- _Your goal_:
Convert the data from the start through the line containing "Detect and localize" into a numbered list, omitting any blank lines.

- _Records for processing_:
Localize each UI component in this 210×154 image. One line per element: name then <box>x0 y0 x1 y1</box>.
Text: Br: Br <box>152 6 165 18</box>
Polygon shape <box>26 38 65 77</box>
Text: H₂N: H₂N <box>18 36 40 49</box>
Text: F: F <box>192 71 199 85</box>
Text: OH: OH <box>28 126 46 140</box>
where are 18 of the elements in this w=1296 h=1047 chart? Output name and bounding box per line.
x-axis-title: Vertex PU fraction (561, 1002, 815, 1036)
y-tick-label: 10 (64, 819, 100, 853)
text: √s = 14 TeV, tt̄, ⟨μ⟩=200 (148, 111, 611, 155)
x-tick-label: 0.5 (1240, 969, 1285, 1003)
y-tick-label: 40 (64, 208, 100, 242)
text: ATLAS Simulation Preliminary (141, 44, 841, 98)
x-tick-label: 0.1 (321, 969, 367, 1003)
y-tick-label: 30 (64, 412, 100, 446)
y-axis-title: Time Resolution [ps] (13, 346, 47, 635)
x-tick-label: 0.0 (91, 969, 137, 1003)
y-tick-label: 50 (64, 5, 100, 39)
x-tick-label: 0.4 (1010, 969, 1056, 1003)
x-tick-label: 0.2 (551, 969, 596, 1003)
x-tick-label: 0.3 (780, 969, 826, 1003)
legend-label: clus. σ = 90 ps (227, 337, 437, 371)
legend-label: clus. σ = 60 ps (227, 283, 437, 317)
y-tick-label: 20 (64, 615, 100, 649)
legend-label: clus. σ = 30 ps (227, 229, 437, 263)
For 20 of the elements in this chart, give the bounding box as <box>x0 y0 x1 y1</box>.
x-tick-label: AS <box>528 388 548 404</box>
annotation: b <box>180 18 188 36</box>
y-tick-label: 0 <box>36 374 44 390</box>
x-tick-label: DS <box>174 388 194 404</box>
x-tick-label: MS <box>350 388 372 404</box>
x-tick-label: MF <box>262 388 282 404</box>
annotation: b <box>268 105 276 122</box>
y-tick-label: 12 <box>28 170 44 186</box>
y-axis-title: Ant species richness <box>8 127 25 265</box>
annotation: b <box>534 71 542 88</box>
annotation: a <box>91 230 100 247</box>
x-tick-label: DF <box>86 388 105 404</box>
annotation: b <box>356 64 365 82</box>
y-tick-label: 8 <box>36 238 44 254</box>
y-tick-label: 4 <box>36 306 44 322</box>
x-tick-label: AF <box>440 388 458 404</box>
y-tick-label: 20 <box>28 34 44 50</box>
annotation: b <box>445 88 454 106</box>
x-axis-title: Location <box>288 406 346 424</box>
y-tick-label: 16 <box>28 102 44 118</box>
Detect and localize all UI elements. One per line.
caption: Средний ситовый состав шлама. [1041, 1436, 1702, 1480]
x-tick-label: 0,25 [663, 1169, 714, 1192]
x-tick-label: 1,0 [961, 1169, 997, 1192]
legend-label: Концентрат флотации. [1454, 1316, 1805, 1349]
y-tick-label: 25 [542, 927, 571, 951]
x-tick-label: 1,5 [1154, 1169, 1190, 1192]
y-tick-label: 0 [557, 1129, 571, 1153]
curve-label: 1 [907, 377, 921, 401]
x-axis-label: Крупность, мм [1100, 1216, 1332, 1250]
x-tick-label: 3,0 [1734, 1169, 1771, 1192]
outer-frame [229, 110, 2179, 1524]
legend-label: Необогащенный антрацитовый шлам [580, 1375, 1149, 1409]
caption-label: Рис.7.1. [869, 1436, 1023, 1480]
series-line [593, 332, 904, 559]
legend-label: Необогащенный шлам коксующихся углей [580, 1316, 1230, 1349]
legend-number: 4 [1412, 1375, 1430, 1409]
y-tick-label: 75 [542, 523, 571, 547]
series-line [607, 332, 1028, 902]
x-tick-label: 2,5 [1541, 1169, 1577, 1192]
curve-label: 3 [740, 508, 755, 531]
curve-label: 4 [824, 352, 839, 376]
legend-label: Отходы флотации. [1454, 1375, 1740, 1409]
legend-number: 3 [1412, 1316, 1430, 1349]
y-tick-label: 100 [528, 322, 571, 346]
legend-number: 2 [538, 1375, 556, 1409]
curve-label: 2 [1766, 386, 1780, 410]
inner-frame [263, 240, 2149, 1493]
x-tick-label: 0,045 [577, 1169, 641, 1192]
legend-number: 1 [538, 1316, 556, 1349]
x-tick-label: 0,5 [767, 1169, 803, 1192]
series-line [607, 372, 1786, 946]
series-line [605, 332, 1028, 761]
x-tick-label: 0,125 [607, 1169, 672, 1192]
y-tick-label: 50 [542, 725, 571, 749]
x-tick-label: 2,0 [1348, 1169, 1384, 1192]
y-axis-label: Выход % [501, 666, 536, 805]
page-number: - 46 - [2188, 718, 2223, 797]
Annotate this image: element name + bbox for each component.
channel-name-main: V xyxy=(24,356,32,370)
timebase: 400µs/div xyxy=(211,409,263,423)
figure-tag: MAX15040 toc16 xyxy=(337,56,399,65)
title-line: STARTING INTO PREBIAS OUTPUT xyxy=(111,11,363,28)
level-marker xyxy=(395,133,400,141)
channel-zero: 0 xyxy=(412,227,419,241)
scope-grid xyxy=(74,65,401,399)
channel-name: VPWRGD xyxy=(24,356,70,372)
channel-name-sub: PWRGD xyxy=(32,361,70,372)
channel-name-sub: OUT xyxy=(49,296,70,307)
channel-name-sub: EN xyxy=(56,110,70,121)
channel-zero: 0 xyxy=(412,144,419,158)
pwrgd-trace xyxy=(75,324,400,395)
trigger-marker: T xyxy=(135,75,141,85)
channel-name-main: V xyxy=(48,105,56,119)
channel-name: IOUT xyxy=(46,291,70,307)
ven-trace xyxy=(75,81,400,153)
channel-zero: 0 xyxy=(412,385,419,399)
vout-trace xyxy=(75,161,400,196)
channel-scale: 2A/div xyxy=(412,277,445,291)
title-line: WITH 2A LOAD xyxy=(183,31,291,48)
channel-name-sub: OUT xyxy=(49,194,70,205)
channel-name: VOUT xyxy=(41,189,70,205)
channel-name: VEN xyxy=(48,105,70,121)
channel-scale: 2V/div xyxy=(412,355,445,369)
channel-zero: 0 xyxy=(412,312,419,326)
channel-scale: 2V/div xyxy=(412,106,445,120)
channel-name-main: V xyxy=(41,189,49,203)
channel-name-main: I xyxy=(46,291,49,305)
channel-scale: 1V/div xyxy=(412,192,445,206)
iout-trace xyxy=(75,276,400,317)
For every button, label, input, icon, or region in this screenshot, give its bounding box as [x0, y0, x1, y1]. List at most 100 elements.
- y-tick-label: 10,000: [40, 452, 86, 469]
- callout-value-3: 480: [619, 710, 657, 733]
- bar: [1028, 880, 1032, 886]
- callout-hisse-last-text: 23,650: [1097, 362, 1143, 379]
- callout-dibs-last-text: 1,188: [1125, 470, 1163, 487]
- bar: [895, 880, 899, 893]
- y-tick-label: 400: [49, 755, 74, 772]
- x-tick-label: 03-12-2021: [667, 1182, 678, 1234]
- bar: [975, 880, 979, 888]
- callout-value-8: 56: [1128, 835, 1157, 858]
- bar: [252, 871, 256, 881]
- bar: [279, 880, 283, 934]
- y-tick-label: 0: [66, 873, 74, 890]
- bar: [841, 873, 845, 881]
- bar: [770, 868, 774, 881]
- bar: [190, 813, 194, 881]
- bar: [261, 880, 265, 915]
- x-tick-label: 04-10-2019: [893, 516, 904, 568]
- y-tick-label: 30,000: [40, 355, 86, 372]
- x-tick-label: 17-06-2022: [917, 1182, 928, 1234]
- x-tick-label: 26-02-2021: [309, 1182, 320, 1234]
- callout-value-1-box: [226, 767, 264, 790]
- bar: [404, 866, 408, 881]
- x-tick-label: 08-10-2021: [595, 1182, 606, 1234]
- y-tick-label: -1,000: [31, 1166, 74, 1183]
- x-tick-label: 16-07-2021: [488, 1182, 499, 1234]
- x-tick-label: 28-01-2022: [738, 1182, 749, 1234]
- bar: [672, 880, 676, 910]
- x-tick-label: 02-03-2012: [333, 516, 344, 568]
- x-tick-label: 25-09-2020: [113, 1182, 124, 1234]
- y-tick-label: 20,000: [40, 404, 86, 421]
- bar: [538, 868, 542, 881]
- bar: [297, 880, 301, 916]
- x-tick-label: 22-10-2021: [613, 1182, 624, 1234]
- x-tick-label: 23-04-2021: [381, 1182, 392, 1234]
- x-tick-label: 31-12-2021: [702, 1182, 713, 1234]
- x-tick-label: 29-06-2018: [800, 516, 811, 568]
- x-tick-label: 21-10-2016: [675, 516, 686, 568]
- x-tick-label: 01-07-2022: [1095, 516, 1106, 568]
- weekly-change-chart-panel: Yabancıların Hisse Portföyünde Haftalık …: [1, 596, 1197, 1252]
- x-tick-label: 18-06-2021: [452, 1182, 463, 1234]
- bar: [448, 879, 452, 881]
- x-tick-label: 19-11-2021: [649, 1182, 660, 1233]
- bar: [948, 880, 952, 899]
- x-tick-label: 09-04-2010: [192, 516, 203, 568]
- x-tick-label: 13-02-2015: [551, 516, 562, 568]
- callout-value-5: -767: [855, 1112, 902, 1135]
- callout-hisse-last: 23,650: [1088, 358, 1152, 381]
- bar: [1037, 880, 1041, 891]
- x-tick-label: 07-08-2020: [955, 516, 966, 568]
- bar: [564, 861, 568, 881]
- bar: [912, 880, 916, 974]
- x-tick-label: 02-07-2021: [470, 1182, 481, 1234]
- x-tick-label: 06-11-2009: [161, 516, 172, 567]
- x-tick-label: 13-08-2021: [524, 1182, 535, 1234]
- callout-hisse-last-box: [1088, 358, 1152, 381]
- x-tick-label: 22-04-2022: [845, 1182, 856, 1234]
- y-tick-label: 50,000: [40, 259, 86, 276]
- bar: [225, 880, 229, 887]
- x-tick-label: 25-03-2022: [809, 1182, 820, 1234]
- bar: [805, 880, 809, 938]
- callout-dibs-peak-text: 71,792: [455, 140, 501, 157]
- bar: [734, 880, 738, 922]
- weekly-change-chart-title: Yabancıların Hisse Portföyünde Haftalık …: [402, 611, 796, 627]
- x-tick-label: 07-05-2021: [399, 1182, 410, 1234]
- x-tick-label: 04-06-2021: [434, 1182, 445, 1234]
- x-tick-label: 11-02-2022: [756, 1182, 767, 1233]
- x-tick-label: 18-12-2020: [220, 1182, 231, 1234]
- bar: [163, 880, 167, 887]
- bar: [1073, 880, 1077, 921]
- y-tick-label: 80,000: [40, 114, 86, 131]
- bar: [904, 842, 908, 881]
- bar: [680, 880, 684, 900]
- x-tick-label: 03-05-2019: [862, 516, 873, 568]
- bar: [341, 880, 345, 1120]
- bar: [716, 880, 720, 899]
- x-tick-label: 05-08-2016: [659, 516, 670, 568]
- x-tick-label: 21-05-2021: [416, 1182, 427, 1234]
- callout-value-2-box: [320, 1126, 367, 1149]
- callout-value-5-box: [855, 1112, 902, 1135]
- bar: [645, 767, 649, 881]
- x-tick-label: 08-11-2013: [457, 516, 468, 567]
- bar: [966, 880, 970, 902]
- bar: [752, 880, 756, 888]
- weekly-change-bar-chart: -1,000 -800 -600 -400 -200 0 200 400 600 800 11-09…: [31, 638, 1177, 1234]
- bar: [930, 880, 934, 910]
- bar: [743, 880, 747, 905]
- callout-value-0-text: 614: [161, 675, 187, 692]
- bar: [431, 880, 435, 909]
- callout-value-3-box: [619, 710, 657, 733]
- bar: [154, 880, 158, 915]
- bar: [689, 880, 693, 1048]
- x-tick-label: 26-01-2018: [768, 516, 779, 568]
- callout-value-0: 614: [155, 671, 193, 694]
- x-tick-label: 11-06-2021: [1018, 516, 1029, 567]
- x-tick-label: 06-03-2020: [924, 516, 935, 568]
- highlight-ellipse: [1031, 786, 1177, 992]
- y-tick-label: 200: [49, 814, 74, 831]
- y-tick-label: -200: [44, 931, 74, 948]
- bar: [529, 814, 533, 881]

- _Answer for this exercise_:
1. Localize each UI component in this 210×154 image. One line per element: name then <box>x0 y0 x1 y1</box>.
2. Text: Br: Br <box>152 6 165 18</box>
3. Polygon shape <box>26 38 65 77</box>
4. Text: H₂N: H₂N <box>18 36 40 49</box>
5. Text: F: F <box>192 71 199 85</box>
6. Text: OH: OH <box>28 126 46 140</box>
7. where are 18 of the elements in this w=1296 h=1047 chart? Output name and bounding box per line.
8. x-axis-title: Vertex PU fraction (561, 1002, 815, 1036)
9. y-tick-label: 10 (64, 819, 100, 853)
10. text: √s = 14 TeV, tt̄, ⟨μ⟩=200 (148, 111, 611, 155)
11. x-tick-label: 0.5 (1240, 969, 1285, 1003)
12. y-tick-label: 40 (64, 208, 100, 242)
13. text: ATLAS Simulation Preliminary (141, 44, 841, 98)
14. x-tick-label: 0.1 (321, 969, 367, 1003)
15. y-tick-label: 30 (64, 412, 100, 446)
16. y-axis-title: Time Resolution [ps] (13, 346, 47, 635)
17. x-tick-label: 0.0 (91, 969, 137, 1003)
18. y-tick-label: 50 (64, 5, 100, 39)
19. x-tick-label: 0.4 (1010, 969, 1056, 1003)
20. x-tick-label: 0.2 (551, 969, 596, 1003)
21. x-tick-label: 0.3 (780, 969, 826, 1003)
22. legend-label: clus. σ = 90 ps (227, 337, 437, 371)
23. legend-label: clus. σ = 60 ps (227, 283, 437, 317)
24. y-tick-label: 20 (64, 615, 100, 649)
25. legend-label: clus. σ = 30 ps (227, 229, 437, 263)
26. For 20 of the elements in this chart, give the bounding box as <box>x0 y0 x1 y1</box>.
27. x-tick-label: AS <box>528 388 548 404</box>
28. annotation: b <box>180 18 188 36</box>
29. y-tick-label: 0 <box>36 374 44 390</box>
30. x-tick-label: DS <box>174 388 194 404</box>
31. x-tick-label: MS <box>350 388 372 404</box>
32. x-tick-label: MF <box>262 388 282 404</box>
33. annotation: b <box>268 105 276 122</box>
34. y-tick-label: 12 <box>28 170 44 186</box>
35. y-axis-title: Ant species richness <box>8 127 25 265</box>
36. annotation: b <box>534 71 542 88</box>
37. annotation: a <box>91 230 100 247</box>
38. x-tick-label: DF <box>86 388 105 404</box>
39. annotation: b <box>356 64 365 82</box>
40. y-tick-label: 8 <box>36 238 44 254</box>
41. y-tick-label: 4 <box>36 306 44 322</box>
42. x-tick-label: AF <box>440 388 458 404</box>
43. y-tick-label: 20 <box>28 34 44 50</box>
44. annotation: b <box>445 88 454 106</box>
45. x-axis-title: Location <box>288 406 346 424</box>
46. y-tick-label: 16 <box>28 102 44 118</box>
47. Detect and localize all UI elements. One per line.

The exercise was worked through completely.